>>>>

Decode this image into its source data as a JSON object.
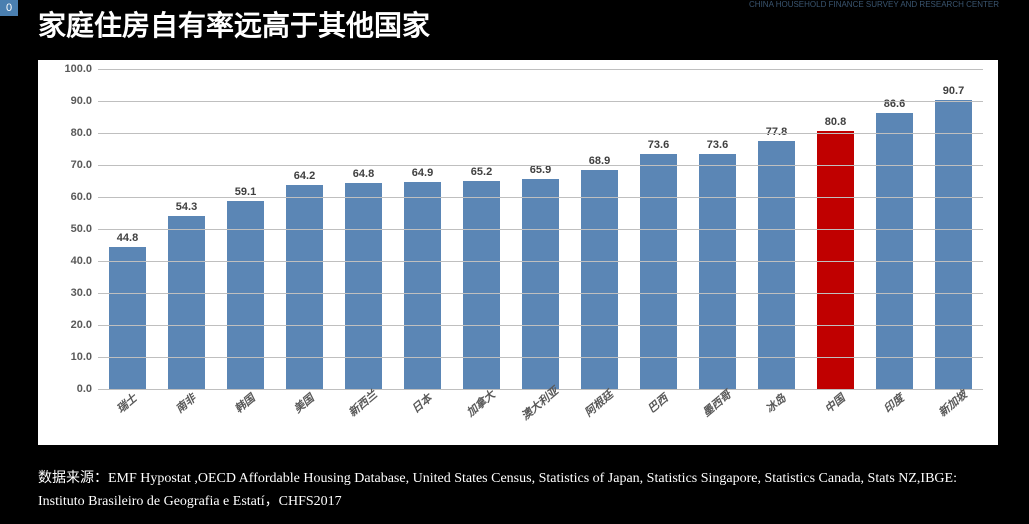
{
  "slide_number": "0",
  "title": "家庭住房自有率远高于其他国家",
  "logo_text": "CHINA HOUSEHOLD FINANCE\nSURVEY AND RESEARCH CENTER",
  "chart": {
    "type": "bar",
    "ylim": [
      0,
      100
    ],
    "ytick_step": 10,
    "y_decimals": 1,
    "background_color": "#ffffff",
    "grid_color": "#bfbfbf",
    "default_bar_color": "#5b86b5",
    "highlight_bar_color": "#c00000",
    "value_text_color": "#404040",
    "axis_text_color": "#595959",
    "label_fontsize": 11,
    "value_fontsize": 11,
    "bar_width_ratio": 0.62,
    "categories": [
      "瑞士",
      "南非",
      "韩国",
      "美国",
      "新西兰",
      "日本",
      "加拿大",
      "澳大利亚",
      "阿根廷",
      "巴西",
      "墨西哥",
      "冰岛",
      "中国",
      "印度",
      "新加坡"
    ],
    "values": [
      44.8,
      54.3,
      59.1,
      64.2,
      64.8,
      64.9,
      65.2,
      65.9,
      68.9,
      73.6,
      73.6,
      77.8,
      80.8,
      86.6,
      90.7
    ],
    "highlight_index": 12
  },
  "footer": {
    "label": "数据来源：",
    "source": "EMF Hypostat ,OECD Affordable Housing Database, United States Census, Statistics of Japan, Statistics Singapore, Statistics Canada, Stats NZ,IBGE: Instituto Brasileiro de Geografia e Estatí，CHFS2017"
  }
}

<<<<
>>>>

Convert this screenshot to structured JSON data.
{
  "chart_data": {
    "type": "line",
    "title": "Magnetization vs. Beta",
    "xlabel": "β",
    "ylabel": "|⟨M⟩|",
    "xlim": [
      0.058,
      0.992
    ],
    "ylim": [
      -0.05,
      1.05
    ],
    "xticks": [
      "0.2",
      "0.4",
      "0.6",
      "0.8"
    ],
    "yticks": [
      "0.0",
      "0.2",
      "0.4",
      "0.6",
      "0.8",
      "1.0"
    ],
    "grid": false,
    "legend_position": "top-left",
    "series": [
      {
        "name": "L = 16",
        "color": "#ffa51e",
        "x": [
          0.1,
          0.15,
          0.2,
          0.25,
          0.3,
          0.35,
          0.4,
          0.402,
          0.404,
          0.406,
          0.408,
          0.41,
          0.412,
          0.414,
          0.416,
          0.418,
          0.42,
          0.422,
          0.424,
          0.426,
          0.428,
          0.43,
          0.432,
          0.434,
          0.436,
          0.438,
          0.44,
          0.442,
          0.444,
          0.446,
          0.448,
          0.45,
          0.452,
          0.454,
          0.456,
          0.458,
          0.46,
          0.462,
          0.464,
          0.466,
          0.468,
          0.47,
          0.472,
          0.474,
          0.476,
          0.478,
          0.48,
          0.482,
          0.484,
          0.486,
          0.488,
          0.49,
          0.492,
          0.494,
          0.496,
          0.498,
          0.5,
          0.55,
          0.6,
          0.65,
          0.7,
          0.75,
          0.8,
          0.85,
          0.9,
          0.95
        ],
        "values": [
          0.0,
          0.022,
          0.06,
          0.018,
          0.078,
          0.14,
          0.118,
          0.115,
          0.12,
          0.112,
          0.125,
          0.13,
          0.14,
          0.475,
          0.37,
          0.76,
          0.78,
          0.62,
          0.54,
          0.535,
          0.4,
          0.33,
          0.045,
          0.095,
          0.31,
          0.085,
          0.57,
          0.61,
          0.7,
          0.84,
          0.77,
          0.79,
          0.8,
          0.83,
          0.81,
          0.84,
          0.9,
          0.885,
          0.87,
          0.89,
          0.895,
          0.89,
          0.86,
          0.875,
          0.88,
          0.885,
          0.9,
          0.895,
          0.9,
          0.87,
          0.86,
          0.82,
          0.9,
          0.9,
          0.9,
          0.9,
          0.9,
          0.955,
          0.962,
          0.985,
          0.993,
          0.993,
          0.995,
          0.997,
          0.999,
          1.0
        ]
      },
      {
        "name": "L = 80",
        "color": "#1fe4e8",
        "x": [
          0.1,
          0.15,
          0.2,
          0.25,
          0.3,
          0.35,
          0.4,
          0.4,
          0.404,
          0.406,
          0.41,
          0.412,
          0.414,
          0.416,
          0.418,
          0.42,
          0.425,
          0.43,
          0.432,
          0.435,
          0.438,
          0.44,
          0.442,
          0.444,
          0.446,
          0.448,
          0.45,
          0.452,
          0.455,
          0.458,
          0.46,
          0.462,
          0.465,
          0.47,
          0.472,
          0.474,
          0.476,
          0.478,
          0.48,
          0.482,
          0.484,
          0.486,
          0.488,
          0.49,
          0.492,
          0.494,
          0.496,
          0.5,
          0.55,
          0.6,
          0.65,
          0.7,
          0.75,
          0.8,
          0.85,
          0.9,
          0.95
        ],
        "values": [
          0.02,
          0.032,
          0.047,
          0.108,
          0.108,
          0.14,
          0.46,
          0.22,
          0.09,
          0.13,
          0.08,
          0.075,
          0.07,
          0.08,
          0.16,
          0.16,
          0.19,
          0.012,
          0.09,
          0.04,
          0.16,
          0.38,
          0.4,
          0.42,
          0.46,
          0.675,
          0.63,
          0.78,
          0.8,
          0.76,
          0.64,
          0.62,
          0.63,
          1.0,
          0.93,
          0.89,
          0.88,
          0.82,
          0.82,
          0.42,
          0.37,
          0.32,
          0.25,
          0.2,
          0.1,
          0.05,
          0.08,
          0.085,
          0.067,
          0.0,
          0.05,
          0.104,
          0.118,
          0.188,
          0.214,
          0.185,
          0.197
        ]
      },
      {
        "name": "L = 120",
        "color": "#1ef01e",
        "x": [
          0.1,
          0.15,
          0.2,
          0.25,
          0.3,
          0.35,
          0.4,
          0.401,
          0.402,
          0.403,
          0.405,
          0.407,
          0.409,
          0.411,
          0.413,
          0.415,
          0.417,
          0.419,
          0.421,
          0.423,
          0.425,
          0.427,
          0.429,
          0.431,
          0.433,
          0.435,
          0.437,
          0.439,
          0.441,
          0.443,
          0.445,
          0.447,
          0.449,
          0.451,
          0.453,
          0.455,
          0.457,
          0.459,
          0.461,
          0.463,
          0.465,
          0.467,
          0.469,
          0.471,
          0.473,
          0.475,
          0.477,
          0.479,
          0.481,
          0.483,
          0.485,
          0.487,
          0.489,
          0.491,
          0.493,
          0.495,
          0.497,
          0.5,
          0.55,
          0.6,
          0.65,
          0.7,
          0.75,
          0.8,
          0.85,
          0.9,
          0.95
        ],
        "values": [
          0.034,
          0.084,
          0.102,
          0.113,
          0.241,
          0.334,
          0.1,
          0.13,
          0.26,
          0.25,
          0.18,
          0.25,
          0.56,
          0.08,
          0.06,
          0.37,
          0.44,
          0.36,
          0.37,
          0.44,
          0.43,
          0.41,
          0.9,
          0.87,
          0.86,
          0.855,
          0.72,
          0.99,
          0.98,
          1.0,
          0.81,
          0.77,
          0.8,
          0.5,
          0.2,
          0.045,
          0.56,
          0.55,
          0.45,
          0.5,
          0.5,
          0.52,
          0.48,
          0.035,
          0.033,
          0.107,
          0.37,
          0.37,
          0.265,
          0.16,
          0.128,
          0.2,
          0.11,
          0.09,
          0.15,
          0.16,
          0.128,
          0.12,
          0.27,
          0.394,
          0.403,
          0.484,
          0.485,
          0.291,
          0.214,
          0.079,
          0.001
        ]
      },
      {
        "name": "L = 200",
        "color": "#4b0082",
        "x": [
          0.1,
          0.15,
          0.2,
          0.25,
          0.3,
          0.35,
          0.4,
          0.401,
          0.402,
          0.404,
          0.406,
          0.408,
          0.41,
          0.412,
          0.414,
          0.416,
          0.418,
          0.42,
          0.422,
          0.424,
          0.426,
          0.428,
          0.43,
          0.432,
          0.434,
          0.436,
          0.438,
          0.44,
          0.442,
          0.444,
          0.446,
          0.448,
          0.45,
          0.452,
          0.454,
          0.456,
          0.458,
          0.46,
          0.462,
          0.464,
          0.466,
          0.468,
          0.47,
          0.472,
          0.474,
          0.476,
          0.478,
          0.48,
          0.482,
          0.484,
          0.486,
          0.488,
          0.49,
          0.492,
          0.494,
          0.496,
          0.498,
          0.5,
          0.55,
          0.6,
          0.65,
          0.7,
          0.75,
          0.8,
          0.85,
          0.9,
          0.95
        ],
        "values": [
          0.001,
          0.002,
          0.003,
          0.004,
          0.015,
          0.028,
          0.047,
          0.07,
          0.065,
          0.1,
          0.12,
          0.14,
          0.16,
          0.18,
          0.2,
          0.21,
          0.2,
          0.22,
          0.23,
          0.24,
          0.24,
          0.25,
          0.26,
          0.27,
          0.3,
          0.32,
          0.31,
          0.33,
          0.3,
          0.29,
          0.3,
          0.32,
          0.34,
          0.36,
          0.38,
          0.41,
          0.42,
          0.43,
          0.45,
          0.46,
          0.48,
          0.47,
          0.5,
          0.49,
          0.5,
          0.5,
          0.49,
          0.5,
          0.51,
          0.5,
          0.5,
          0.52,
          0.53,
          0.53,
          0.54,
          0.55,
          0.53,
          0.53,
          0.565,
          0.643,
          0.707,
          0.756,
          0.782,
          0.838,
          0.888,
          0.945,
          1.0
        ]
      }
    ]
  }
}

<<<<

Where a line of the data holds "JSON", show that line.

Decode this image into its source data as a JSON object.
Convert this screenshot to structured JSON data.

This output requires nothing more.